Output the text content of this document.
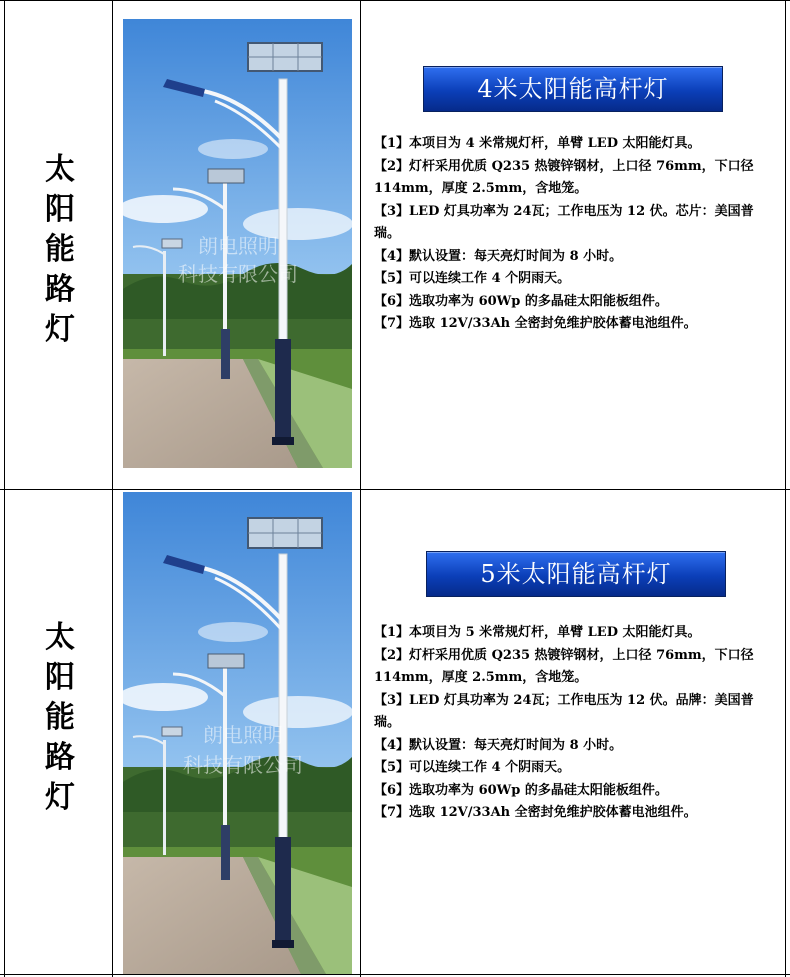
太
阳
能
路
灯
朗电照明
科技有限公司
4米太阳能高杆灯

【1】本项目为 4 米常规灯杆，单臂 LED 太阳能灯具。

【2】灯杆采用优质 Q235 热镀锌钢材，上口径 76mm，下口径 114mm，厚度 2.5mm，含地笼。

【3】LED 灯具功率为 24瓦；工作电压为 12 伏。芯片：美国普瑞。

【4】默认设置：每天亮灯时间为 8 小时。

【5】可以连续工作 4 个阴雨天。

【6】选取功率为 60Wp 的多晶硅太阳能板组件。

【7】选取 12V/33Ah 全密封免维护胶体蓄电池组件。

太
阳
能
路
灯
朗电照明
科技有限公司
5米太阳能高杆灯

【1】本项目为 5 米常规灯杆，单臂 LED 太阳能灯具。

【2】灯杆采用优质 Q235 热镀锌钢材，上口径 76mm，下口径 114mm，厚度 2.5mm，含地笼。

【3】LED 灯具功率为 24瓦；工作电压为 12 伏。品牌：美国普瑞。

【4】默认设置：每天亮灯时间为 8 小时。

【5】可以连续工作 4 个阴雨天。

【6】选取功率为 60Wp 的多晶硅太阳能板组件。

【7】选取 12V/33Ah 全密封免维护胶体蓄电池组件。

**YOUR OBJECTIVE**
Pull out all lines containing the word "本项目为" from the entries above.

**WRITTEN SOLUTION**
【1】本项目为 4 米常规灯杆，单臂 LED 太阳能灯具。
【1】本项目为 5 米常规灯杆，单臂 LED 太阳能灯具。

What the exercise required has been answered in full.